(Figure content listings)
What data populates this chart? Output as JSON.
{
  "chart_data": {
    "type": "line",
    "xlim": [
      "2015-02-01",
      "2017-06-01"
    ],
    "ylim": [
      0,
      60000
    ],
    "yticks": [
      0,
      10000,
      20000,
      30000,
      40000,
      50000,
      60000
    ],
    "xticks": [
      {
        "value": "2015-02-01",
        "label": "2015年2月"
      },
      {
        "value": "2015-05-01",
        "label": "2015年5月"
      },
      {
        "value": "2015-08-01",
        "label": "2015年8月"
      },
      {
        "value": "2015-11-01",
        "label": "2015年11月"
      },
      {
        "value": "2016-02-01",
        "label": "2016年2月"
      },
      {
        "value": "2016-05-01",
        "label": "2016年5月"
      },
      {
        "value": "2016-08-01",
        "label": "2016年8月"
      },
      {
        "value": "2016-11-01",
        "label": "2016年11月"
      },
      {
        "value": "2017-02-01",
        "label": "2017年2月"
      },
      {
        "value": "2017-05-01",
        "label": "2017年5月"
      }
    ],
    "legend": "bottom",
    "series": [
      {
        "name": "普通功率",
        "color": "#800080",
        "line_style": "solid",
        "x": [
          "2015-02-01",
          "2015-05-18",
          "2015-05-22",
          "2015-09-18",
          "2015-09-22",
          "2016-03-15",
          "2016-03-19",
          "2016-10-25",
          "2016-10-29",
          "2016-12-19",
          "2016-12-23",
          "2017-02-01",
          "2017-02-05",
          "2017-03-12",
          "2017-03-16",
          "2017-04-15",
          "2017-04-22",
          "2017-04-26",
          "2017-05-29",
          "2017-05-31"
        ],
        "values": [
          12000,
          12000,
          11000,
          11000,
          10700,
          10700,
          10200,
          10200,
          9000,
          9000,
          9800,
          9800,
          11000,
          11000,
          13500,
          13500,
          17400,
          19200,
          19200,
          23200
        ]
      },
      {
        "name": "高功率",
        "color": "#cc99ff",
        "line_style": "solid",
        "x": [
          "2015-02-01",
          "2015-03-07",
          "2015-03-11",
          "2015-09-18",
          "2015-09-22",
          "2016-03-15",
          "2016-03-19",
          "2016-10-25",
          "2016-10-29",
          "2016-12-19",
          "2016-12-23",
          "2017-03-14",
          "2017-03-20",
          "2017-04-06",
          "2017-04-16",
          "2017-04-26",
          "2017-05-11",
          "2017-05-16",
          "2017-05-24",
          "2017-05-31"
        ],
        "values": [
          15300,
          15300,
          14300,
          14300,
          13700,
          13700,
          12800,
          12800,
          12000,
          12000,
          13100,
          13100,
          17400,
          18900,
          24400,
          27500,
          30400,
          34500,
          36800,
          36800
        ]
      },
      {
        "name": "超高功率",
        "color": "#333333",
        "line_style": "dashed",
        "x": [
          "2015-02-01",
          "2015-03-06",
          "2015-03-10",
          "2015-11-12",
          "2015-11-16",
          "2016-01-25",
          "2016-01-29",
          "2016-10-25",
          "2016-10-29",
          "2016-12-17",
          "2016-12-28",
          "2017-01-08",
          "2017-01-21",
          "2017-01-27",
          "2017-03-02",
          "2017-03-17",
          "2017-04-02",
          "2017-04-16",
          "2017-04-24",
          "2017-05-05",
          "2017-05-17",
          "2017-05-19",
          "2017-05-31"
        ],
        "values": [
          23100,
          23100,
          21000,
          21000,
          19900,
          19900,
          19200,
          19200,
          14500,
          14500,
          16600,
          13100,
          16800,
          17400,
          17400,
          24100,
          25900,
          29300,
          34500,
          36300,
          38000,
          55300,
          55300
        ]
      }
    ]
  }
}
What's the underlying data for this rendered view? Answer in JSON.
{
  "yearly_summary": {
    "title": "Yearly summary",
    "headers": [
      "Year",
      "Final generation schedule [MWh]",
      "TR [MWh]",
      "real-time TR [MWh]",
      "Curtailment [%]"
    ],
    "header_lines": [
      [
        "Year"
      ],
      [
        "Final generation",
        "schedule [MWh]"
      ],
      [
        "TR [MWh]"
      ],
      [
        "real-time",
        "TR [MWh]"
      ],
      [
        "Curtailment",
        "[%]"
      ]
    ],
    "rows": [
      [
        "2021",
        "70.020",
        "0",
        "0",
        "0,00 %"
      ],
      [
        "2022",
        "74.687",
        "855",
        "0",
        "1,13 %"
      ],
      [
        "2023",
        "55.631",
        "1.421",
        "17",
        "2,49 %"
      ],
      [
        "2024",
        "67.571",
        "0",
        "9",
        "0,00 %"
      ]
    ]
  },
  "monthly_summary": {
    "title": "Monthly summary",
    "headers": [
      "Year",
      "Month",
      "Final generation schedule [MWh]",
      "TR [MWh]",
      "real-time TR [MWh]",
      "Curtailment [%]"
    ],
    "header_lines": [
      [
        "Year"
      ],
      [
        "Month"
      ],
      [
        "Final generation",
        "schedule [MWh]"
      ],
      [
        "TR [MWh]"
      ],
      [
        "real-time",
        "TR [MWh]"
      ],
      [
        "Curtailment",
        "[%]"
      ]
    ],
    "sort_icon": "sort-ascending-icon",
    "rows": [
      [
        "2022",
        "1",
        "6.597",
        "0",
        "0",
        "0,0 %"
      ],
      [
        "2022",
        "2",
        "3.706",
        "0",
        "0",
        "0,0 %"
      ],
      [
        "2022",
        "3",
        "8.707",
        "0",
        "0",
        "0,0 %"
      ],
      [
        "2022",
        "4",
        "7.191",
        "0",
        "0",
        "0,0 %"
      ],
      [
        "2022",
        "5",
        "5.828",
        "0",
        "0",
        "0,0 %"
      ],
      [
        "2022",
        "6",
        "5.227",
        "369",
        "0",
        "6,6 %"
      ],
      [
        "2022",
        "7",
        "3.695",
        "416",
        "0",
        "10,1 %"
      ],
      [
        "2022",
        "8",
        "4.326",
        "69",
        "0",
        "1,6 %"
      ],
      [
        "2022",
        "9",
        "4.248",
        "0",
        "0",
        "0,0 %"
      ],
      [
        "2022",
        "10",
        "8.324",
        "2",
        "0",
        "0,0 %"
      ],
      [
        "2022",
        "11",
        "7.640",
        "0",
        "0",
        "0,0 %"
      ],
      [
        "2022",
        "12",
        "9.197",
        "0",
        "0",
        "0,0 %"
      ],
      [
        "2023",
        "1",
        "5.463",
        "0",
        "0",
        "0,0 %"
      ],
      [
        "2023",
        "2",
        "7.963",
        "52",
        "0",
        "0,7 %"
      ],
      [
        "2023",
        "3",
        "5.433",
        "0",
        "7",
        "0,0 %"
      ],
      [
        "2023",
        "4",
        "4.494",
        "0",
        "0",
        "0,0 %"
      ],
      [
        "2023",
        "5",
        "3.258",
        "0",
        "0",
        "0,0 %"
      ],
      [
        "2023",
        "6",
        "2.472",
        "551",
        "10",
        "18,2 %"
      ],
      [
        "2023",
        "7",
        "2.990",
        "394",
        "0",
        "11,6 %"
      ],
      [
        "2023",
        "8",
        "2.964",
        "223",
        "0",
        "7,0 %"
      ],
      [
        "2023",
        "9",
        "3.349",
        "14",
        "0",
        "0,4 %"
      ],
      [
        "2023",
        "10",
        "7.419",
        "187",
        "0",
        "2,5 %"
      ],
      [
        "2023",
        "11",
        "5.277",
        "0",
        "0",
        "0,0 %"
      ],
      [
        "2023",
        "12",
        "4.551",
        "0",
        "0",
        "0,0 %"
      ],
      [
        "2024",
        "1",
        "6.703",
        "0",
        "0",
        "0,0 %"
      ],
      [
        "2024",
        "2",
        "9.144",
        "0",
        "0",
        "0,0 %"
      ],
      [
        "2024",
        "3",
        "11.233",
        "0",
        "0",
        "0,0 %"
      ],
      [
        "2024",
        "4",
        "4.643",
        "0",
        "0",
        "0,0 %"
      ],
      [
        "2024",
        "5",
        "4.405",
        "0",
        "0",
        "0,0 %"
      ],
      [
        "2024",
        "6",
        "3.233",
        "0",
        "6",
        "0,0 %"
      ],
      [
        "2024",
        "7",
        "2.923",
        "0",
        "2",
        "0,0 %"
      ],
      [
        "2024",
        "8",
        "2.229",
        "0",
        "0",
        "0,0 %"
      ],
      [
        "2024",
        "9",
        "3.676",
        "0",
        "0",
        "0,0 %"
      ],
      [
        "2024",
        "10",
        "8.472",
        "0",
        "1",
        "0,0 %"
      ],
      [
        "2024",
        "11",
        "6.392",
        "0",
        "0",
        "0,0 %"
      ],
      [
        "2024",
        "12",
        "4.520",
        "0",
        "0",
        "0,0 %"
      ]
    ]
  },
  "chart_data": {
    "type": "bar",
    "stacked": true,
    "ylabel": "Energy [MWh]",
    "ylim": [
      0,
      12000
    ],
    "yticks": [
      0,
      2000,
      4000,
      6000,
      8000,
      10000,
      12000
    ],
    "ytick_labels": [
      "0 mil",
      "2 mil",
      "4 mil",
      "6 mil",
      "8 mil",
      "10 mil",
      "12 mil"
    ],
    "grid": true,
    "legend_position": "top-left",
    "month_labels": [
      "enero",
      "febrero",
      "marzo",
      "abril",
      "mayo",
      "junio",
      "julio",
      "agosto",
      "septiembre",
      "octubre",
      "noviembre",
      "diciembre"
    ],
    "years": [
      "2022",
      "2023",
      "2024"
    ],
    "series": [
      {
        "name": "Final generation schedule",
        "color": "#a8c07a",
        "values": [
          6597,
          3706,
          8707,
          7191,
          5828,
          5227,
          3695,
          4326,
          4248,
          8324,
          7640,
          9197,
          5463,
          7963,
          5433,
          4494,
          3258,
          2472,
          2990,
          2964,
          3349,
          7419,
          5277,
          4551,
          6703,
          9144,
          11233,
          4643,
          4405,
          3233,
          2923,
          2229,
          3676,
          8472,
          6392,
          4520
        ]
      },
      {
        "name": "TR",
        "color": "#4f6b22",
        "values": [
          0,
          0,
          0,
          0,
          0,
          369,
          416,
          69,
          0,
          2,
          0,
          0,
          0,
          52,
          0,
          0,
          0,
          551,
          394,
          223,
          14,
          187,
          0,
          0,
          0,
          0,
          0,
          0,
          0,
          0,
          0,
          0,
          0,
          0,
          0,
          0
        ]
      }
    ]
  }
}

=== Aim ===
Using the listing above, show each line holding the string "What".

=== Solution to the exercise ===
What data populates this chart? Output as JSON.
What's the underlying data for this rendered view? Answer in JSON.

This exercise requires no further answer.